----- Raw records -----

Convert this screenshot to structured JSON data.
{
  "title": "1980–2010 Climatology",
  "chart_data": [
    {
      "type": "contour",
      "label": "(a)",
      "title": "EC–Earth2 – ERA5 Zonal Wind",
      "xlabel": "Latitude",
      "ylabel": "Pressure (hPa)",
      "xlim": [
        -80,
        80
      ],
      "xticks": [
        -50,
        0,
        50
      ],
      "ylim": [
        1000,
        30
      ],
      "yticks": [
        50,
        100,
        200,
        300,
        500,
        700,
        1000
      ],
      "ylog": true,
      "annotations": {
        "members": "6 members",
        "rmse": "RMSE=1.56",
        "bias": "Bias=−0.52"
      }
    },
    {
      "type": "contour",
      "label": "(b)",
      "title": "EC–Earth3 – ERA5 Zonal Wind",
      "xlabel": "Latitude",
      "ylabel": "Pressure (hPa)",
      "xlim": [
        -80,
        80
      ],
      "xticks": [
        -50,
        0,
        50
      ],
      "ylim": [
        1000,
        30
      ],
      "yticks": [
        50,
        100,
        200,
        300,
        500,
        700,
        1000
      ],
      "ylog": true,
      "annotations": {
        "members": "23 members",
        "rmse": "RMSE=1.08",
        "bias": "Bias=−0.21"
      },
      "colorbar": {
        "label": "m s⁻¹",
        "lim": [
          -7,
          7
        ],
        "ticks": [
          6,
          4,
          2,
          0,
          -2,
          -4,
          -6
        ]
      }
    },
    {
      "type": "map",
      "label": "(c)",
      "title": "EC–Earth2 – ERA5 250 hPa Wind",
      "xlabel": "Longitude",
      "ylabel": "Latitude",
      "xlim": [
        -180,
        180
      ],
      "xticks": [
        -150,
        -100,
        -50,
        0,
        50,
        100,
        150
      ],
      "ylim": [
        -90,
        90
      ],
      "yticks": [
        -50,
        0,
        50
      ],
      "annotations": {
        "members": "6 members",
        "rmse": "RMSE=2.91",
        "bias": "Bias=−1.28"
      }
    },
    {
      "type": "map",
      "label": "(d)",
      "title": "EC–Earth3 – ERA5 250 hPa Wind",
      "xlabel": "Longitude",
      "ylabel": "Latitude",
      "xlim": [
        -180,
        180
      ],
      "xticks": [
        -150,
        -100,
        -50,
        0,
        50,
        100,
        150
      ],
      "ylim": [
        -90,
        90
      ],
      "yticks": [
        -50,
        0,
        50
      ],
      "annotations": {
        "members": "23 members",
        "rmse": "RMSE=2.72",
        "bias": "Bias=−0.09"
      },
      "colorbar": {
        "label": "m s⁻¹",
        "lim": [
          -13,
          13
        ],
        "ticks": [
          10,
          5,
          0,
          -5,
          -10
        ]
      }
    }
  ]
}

-----

:: What you have to do ::
Retype the listing exactly, in full.

:: Answer ::
Convert this screenshot to structured JSON data.
{
  "title": "1980–2010 Climatology",
  "chart_data": [
    {
      "type": "contour",
      "label": "(a)",
      "title": "EC–Earth2 – ERA5 Zonal Wind",
      "xlabel": "Latitude",
      "ylabel": "Pressure (hPa)",
      "xlim": [
        -80,
        80
      ],
      "xticks": [
        -50,
        0,
        50
      ],
      "ylim": [
        1000,
        30
      ],
      "yticks": [
        50,
        100,
        200,
        300,
        500,
        700,
        1000
      ],
      "ylog": true,
      "annotations": {
        "members": "6 members",
        "rmse": "RMSE=1.56",
        "bias": "Bias=−0.52"
      }
    },
    {
      "type": "contour",
      "label": "(b)",
      "title": "EC–Earth3 – ERA5 Zonal Wind",
      "xlabel": "Latitude",
      "ylabel": "Pressure (hPa)",
      "xlim": [
        -80,
        80
      ],
      "xticks": [
        -50,
        0,
        50
      ],
      "ylim": [
        1000,
        30
      ],
      "yticks": [
        50,
        100,
        200,
        300,
        500,
        700,
        1000
      ],
      "ylog": true,
      "annotations": {
        "members": "23 members",
        "rmse": "RMSE=1.08",
        "bias": "Bias=−0.21"
      },
      "colorbar": {
        "label": "m s⁻¹",
        "lim": [
          -7,
          7
        ],
        "ticks": [
          6,
          4,
          2,
          0,
          -2,
          -4,
          -6
        ]
      }
    },
    {
      "type": "map",
      "label": "(c)",
      "title": "EC–Earth2 – ERA5 250 hPa Wind",
      "xlabel": "Longitude",
      "ylabel": "Latitude",
      "xlim": [
        -180,
        180
      ],
      "xticks": [
        -150,
        -100,
        -50,
        0,
        50,
        100,
        150
      ],
      "ylim": [
        -90,
        90
      ],
      "yticks": [
        -50,
        0,
        50
      ],
      "annotations": {
        "members": "6 members",
        "rmse": "RMSE=2.91",
        "bias": "Bias=−1.28"
      }
    },
    {
      "type": "map",
      "label": "(d)",
      "title": "EC–Earth3 – ERA5 250 hPa Wind",
      "xlabel": "Longitude",
      "ylabel": "Latitude",
      "xlim": [
        -180,
        180
      ],
      "xticks": [
        -150,
        -100,
        -50,
        0,
        50,
        100,
        150
      ],
      "ylim": [
        -90,
        90
      ],
      "yticks": [
        -50,
        0,
        50
      ],
      "annotations": {
        "members": "23 members",
        "rmse": "RMSE=2.72",
        "bias": "Bias=−0.09"
      },
      "colorbar": {
        "label": "m s⁻¹",
        "lim": [
          -13,
          13
        ],
        "ticks": [
          10,
          5,
          0,
          -5,
          -10
        ]
      }
    }
  ]
}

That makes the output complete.